* Records provided:
"""

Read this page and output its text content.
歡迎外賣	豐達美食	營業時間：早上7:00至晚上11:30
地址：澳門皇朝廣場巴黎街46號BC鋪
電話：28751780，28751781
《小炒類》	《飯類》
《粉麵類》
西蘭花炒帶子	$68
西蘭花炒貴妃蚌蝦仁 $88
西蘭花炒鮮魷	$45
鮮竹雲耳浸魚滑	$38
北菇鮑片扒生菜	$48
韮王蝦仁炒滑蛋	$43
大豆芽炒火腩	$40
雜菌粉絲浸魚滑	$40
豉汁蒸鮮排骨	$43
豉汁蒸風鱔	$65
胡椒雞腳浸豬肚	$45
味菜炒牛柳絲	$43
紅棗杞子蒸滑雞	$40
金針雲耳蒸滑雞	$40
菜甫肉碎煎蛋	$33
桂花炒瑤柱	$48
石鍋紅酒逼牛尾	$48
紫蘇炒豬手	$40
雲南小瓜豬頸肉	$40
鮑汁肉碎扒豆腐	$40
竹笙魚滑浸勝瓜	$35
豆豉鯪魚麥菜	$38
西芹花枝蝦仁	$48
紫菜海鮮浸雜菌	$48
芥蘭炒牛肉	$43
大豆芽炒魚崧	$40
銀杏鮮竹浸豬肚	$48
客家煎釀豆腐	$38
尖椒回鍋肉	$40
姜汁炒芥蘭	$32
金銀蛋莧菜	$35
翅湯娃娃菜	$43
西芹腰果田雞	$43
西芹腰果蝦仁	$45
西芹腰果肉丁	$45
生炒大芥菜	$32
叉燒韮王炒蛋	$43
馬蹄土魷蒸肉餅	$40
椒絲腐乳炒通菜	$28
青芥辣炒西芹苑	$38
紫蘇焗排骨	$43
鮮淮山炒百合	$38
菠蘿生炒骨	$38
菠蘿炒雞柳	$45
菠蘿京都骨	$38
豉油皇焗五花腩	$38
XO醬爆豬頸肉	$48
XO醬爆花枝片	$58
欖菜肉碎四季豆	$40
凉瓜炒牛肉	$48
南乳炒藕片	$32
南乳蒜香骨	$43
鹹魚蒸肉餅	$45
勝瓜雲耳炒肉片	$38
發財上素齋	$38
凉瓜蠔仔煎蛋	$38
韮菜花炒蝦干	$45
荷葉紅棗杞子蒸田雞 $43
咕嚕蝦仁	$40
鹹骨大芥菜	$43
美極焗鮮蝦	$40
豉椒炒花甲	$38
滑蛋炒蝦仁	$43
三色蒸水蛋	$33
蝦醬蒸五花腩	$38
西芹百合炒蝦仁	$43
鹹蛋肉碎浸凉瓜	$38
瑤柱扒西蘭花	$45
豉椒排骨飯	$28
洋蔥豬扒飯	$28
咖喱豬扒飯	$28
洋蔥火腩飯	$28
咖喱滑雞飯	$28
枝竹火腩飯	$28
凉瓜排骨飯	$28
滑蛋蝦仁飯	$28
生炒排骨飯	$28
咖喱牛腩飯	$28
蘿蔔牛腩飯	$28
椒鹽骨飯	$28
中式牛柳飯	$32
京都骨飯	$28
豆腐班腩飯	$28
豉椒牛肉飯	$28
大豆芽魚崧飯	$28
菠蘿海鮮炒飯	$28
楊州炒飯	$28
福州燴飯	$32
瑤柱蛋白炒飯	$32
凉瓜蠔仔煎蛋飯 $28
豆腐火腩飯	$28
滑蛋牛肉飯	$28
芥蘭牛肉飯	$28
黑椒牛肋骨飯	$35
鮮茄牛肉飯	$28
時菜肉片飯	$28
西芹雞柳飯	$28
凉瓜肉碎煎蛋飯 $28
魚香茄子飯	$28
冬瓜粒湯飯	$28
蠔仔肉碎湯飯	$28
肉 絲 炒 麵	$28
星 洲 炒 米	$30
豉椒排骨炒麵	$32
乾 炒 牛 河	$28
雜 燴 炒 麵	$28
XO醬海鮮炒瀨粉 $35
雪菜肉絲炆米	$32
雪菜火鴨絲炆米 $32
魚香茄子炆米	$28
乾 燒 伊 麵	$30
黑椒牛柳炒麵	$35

"""

* Given request:
Give all the entries again exactly; leave none out.

* The answer:
Read this page and output its text content.
歡迎外賣	豐達美食	營業時間：早上7:00至晚上11:30
地址：澳門皇朝廣場巴黎街46號BC鋪
電話：28751780，28751781
《小炒類》	《飯類》
《粉麵類》
西蘭花炒帶子	$68
西蘭花炒貴妃蚌蝦仁 $88
西蘭花炒鮮魷	$45
鮮竹雲耳浸魚滑	$38
北菇鮑片扒生菜	$48
韮王蝦仁炒滑蛋	$43
大豆芽炒火腩	$40
雜菌粉絲浸魚滑	$40
豉汁蒸鮮排骨	$43
豉汁蒸風鱔	$65
胡椒雞腳浸豬肚	$45
味菜炒牛柳絲	$43
紅棗杞子蒸滑雞	$40
金針雲耳蒸滑雞	$40
菜甫肉碎煎蛋	$33
桂花炒瑤柱	$48
石鍋紅酒逼牛尾	$48
紫蘇炒豬手	$40
雲南小瓜豬頸肉	$40
鮑汁肉碎扒豆腐	$40
竹笙魚滑浸勝瓜	$35
豆豉鯪魚麥菜	$38
西芹花枝蝦仁	$48
紫菜海鮮浸雜菌	$48
芥蘭炒牛肉	$43
大豆芽炒魚崧	$40
銀杏鮮竹浸豬肚	$48
客家煎釀豆腐	$38
尖椒回鍋肉	$40
姜汁炒芥蘭	$32
金銀蛋莧菜	$35
翅湯娃娃菜	$43
西芹腰果田雞	$43
西芹腰果蝦仁	$45
西芹腰果肉丁	$45
生炒大芥菜	$32
叉燒韮王炒蛋	$43
馬蹄土魷蒸肉餅	$40
椒絲腐乳炒通菜	$28
青芥辣炒西芹苑	$38
紫蘇焗排骨	$43
鮮淮山炒百合	$38
菠蘿生炒骨	$38
菠蘿炒雞柳	$45
菠蘿京都骨	$38
豉油皇焗五花腩	$38
XO醬爆豬頸肉	$48
XO醬爆花枝片	$58
欖菜肉碎四季豆	$40
凉瓜炒牛肉	$48
南乳炒藕片	$32
南乳蒜香骨	$43
鹹魚蒸肉餅	$45
勝瓜雲耳炒肉片	$38
發財上素齋	$38
凉瓜蠔仔煎蛋	$38
韮菜花炒蝦干	$45
荷葉紅棗杞子蒸田雞 $43
咕嚕蝦仁	$40
鹹骨大芥菜	$43
美極焗鮮蝦	$40
豉椒炒花甲	$38
滑蛋炒蝦仁	$43
三色蒸水蛋	$33
蝦醬蒸五花腩	$38
西芹百合炒蝦仁	$43
鹹蛋肉碎浸凉瓜	$38
瑤柱扒西蘭花	$45
豉椒排骨飯	$28
洋蔥豬扒飯	$28
咖喱豬扒飯	$28
洋蔥火腩飯	$28
咖喱滑雞飯	$28
枝竹火腩飯	$28
凉瓜排骨飯	$28
滑蛋蝦仁飯	$28
生炒排骨飯	$28
咖喱牛腩飯	$28
蘿蔔牛腩飯	$28
椒鹽骨飯	$28
中式牛柳飯	$32
京都骨飯	$28
豆腐班腩飯	$28
豉椒牛肉飯	$28
大豆芽魚崧飯	$28
菠蘿海鮮炒飯	$28
楊州炒飯	$28
福州燴飯	$32
瑤柱蛋白炒飯	$32
凉瓜蠔仔煎蛋飯 $28
豆腐火腩飯	$28
滑蛋牛肉飯	$28
芥蘭牛肉飯	$28
黑椒牛肋骨飯	$35
鮮茄牛肉飯	$28
時菜肉片飯	$28
西芹雞柳飯	$28
凉瓜肉碎煎蛋飯 $28
魚香茄子飯	$28
冬瓜粒湯飯	$28
蠔仔肉碎湯飯	$28
肉 絲 炒 麵	$28
星 洲 炒 米	$30
豉椒排骨炒麵	$32
乾 炒 牛 河	$28
雜 燴 炒 麵	$28
XO醬海鮮炒瀨粉 $35
雪菜肉絲炆米	$32
雪菜火鴨絲炆米 $32
魚香茄子炆米	$28
乾 燒 伊 麵	$30
黑椒牛柳炒麵	$35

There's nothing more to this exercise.